= Prompt =
Review the lines that follow and copy each one that contains the word "display".

= Data supplied =
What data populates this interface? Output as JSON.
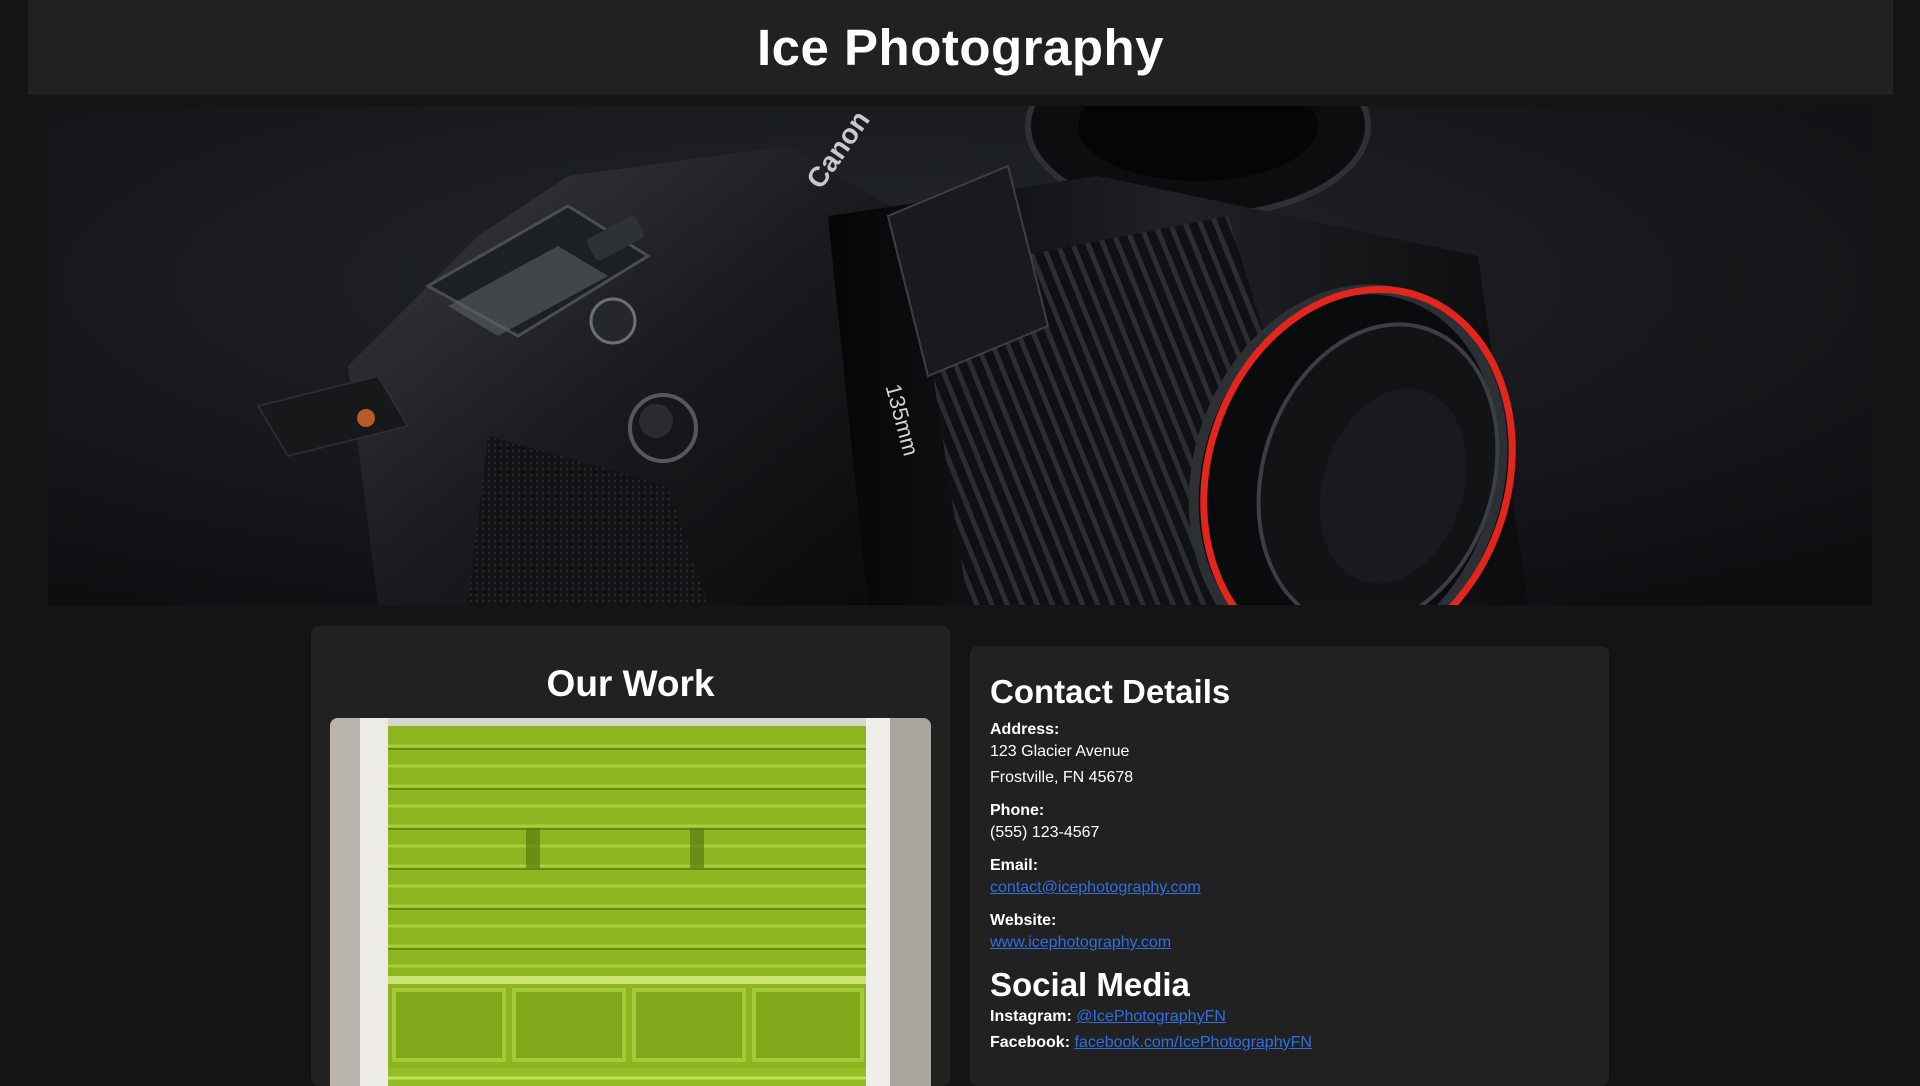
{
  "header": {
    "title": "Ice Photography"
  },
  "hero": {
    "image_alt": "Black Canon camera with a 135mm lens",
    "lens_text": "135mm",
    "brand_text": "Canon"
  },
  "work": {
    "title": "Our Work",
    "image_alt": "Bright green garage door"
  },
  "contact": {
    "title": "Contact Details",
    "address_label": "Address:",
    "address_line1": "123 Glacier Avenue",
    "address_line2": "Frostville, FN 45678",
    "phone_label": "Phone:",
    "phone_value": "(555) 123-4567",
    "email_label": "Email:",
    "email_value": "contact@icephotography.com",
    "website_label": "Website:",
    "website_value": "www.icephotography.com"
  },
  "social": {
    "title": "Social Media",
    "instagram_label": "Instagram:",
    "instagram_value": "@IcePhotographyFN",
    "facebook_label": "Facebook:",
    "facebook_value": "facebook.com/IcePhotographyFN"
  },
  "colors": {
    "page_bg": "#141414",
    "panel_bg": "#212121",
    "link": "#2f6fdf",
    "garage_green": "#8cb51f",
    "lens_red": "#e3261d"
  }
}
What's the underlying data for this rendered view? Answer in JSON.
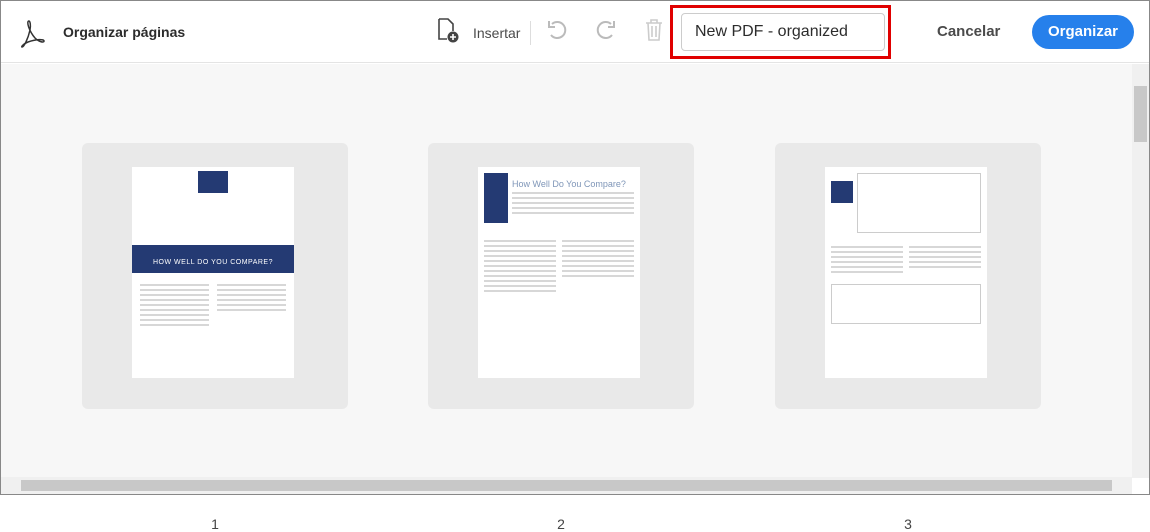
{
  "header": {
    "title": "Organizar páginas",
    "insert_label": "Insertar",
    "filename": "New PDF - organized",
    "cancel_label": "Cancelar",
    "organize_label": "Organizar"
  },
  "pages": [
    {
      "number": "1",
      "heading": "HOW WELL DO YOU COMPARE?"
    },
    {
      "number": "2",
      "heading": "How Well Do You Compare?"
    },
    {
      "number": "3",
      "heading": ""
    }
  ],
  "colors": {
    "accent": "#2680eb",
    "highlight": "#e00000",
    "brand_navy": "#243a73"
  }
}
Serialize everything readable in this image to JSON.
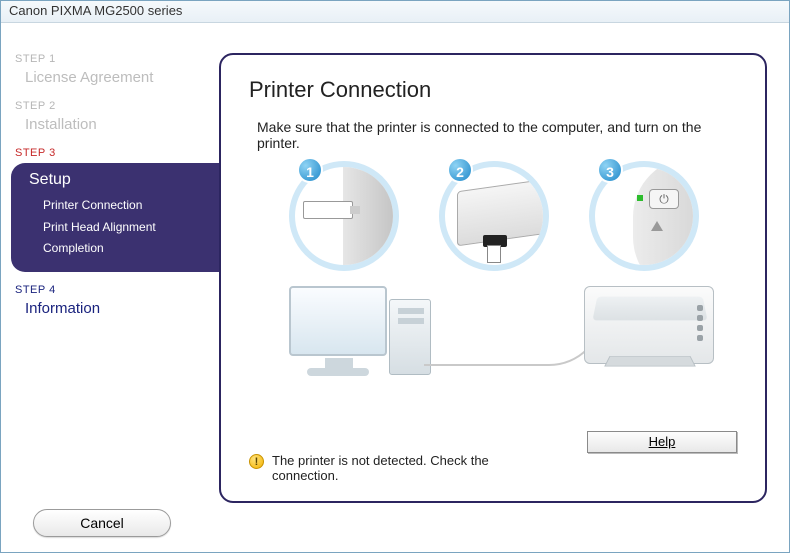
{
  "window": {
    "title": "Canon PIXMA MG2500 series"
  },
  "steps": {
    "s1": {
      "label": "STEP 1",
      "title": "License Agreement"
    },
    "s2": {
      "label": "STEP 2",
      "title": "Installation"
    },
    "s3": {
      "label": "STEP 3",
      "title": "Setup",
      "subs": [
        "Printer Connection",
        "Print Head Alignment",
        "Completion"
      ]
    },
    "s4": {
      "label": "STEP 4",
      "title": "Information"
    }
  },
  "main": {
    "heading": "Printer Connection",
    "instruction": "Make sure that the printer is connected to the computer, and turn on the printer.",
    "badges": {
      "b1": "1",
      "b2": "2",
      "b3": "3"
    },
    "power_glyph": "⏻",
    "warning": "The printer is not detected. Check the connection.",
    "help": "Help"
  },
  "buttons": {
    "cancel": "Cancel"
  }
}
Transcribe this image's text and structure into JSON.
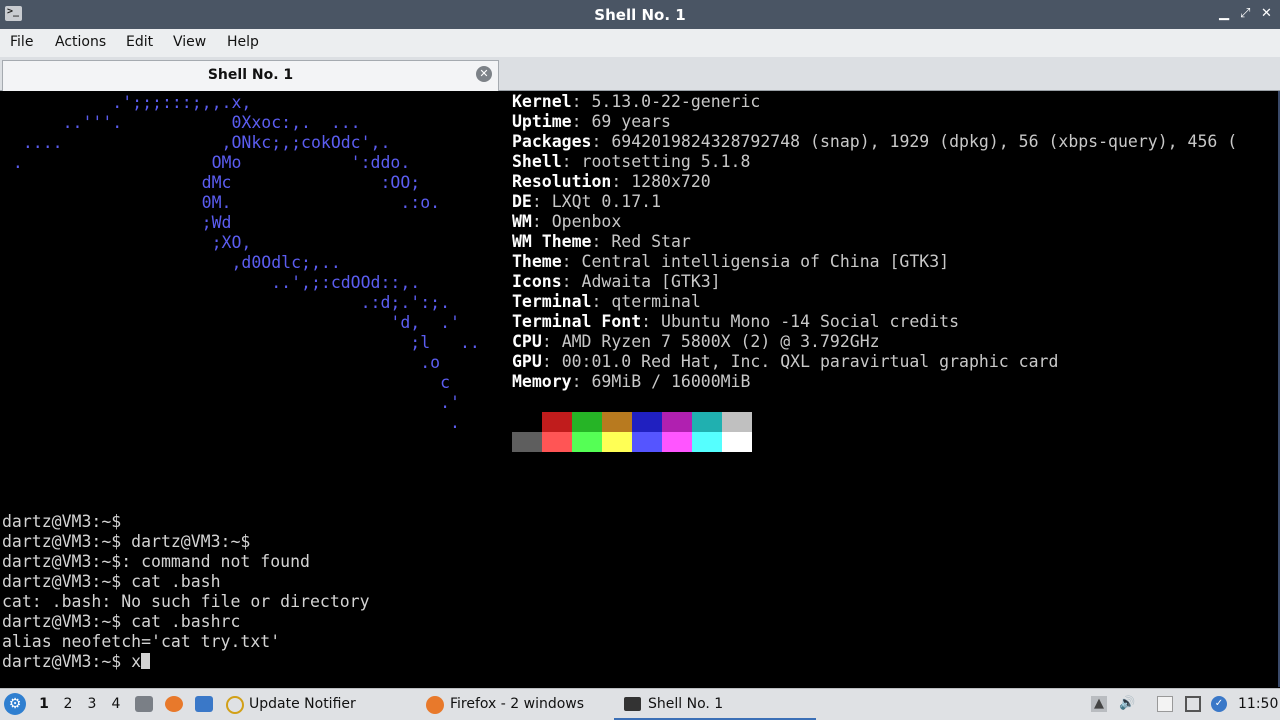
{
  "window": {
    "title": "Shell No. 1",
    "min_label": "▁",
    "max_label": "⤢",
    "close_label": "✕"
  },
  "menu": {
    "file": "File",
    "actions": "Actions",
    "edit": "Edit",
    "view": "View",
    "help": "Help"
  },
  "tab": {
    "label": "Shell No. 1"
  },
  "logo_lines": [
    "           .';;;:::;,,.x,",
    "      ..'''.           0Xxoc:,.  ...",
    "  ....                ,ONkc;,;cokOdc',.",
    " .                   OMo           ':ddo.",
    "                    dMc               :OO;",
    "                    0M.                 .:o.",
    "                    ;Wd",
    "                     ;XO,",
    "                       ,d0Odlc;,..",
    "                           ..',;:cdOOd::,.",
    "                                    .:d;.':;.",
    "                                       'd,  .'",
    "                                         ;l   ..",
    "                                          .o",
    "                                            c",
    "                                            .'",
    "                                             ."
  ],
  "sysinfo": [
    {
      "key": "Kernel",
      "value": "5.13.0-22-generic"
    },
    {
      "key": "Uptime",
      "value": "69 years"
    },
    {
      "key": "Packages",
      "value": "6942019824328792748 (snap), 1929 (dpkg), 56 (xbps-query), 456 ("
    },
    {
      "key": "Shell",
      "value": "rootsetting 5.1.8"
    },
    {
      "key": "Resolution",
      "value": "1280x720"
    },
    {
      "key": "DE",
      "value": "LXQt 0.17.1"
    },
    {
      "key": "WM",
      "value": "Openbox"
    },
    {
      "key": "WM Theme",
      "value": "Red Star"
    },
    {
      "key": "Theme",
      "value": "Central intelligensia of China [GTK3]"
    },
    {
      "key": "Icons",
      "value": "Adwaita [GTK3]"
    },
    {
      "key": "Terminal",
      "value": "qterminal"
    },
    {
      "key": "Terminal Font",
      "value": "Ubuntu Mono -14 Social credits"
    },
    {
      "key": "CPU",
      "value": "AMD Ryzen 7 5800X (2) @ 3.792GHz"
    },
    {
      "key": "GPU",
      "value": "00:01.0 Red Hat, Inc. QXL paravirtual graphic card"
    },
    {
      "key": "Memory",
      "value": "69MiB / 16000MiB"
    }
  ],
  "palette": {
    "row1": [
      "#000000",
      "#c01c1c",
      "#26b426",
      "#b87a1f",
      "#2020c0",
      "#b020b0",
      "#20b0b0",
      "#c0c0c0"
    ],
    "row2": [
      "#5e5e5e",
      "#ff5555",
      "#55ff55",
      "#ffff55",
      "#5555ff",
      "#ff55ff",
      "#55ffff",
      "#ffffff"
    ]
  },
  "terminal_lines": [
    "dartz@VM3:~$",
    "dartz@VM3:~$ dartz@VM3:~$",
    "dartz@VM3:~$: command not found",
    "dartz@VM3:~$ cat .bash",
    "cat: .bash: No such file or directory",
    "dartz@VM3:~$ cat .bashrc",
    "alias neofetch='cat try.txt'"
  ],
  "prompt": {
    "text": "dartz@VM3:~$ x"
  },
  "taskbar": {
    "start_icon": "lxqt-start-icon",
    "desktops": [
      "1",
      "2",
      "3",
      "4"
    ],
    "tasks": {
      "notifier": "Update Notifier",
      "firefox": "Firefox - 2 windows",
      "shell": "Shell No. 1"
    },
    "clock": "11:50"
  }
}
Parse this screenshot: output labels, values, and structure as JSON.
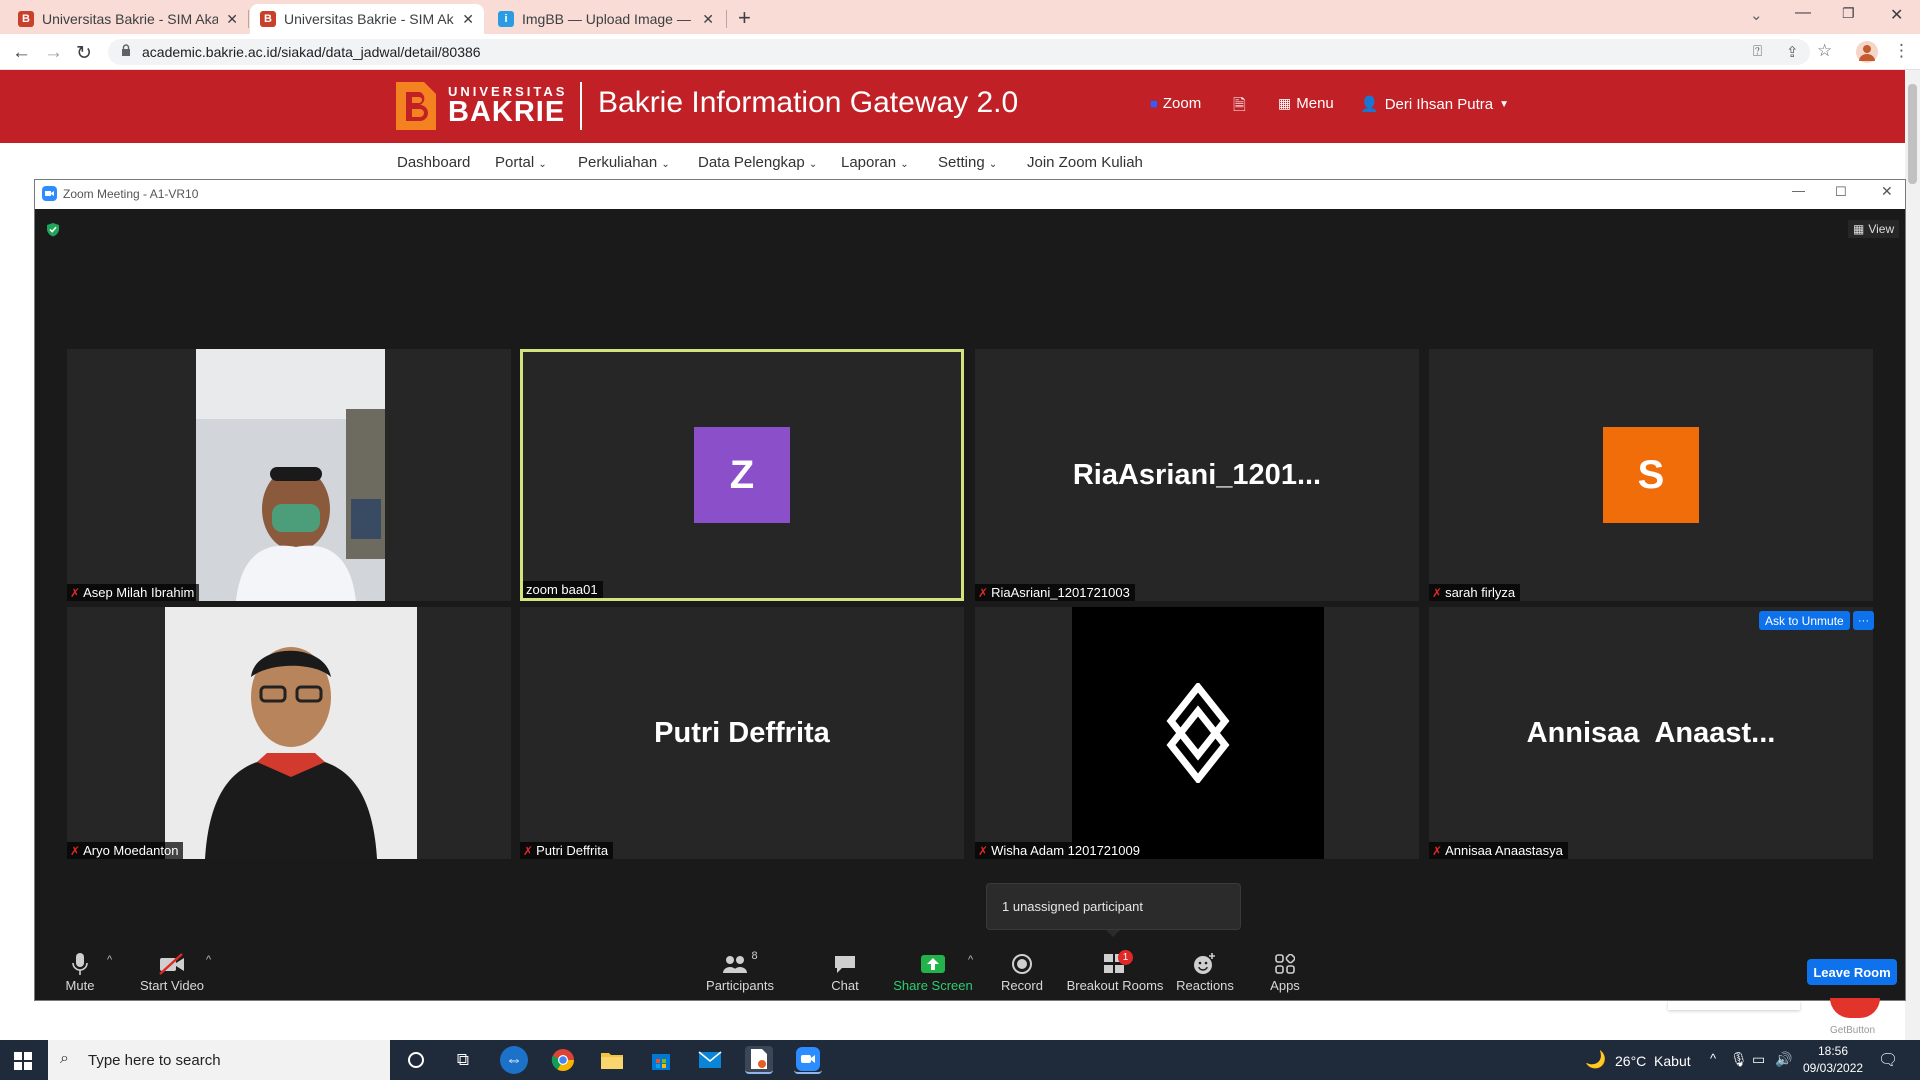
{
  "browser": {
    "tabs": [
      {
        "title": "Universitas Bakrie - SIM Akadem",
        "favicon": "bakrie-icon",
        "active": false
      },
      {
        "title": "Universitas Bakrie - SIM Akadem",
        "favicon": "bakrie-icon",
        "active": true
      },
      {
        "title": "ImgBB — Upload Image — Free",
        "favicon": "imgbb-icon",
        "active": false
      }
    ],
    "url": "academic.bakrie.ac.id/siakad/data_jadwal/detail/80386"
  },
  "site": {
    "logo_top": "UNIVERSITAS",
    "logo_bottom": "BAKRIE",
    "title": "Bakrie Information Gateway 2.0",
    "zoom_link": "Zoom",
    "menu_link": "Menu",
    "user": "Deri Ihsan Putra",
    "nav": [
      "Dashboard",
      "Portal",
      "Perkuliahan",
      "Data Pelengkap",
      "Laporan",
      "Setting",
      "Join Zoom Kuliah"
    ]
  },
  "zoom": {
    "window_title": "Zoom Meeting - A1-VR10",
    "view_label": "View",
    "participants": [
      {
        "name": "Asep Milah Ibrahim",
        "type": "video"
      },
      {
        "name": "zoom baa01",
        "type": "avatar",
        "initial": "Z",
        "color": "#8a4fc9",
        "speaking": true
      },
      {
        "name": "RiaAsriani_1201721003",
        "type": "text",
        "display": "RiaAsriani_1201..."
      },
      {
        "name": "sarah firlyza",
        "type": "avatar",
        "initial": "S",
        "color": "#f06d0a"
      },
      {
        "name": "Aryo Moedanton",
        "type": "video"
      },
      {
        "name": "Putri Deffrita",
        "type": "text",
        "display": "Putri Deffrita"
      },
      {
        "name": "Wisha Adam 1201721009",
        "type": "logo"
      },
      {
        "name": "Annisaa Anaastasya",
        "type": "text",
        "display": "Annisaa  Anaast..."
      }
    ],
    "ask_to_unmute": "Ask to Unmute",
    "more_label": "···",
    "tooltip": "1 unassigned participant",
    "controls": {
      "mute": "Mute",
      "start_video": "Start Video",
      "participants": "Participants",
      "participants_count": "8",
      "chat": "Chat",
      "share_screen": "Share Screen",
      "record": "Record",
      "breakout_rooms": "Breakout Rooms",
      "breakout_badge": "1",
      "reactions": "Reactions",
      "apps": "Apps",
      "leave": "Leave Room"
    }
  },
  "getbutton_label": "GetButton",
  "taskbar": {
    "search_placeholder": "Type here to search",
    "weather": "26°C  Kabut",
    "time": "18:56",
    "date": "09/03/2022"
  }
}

= Expected answer =
        "display": "RiaAsriani_1201..."
        "display": "Putri Deffrita"
        "display": "Annisaa  Anaast..."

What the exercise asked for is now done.